RECORDS SHOWN
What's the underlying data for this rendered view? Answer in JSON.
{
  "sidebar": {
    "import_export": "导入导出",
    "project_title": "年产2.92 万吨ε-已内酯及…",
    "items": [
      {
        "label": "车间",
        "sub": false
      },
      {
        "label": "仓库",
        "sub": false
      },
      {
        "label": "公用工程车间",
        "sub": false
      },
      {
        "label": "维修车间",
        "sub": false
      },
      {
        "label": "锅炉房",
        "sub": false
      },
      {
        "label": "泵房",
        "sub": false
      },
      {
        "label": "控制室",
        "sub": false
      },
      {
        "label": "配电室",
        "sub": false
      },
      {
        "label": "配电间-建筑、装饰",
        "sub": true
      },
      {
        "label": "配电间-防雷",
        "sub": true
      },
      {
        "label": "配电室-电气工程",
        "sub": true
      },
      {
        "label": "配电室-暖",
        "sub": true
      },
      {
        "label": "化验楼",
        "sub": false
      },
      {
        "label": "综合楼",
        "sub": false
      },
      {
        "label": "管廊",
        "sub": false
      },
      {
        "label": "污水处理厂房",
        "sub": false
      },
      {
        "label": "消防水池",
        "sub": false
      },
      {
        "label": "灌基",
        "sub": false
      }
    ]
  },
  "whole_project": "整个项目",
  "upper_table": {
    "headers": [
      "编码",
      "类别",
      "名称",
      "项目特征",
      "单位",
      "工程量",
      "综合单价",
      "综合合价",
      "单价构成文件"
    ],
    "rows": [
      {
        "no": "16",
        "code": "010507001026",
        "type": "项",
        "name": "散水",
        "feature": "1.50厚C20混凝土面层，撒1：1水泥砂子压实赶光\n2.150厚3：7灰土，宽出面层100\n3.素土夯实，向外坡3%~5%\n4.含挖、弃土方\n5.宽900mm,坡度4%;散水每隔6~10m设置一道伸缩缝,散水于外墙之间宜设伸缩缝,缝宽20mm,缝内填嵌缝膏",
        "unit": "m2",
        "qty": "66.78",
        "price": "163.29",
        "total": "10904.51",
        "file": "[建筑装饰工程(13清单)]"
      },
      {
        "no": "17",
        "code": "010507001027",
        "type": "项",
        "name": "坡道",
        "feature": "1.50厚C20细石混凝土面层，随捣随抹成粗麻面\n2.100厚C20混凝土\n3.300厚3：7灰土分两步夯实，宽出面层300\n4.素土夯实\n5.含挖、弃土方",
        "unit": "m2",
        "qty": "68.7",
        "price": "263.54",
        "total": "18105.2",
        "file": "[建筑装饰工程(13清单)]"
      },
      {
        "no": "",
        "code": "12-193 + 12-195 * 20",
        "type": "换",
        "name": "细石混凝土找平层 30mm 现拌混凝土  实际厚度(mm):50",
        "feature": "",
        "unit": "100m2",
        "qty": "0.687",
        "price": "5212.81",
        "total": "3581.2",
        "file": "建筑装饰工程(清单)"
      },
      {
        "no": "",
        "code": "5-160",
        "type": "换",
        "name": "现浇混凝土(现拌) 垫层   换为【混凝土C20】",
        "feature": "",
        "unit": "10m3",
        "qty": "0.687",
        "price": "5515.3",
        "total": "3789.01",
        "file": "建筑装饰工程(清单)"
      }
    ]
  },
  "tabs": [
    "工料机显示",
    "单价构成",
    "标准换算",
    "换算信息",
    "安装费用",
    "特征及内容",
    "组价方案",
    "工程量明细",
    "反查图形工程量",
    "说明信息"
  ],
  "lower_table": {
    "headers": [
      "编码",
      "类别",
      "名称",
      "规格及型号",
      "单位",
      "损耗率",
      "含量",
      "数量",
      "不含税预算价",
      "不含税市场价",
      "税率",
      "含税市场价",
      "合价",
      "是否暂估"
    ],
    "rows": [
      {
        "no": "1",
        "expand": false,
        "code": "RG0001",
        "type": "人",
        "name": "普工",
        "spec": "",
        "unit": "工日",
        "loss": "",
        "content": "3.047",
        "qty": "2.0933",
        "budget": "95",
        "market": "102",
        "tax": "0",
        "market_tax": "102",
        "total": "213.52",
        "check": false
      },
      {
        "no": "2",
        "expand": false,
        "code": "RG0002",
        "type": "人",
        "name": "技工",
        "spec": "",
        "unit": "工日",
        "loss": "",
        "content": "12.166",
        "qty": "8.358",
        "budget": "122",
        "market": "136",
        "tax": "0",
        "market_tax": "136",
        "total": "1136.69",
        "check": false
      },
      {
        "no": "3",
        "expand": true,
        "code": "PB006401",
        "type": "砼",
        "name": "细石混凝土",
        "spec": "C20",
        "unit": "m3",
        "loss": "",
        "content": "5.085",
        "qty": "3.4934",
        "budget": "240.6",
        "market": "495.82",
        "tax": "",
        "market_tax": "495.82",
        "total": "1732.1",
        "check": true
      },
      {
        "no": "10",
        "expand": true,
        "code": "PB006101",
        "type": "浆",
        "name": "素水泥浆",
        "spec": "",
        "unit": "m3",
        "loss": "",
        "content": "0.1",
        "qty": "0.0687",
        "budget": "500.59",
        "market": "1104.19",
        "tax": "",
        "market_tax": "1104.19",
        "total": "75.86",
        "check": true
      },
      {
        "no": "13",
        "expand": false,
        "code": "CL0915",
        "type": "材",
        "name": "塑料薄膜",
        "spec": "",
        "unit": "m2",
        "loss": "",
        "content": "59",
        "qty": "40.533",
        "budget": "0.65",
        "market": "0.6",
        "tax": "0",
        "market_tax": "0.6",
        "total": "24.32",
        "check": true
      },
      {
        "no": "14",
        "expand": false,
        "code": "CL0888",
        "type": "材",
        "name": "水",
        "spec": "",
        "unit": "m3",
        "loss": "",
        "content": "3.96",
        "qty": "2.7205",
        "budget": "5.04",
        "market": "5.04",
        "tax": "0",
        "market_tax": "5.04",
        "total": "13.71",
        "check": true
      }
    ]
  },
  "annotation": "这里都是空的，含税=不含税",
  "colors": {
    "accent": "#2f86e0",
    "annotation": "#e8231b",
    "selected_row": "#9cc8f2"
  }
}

OBJECTIVE
Find every line that holds "code" and copy it.

CORRECT RESULT
        "code": "010507001026",
        "code": "010507001027",
        "code": "12-193 + 12-195 * 20",
        "code": "5-160",
        "code": "RG0001",
        "code": "RG0002",
        "code": "PB006401",
        "code": "PB006101",
        "code": "CL0915",
        "code": "CL0888",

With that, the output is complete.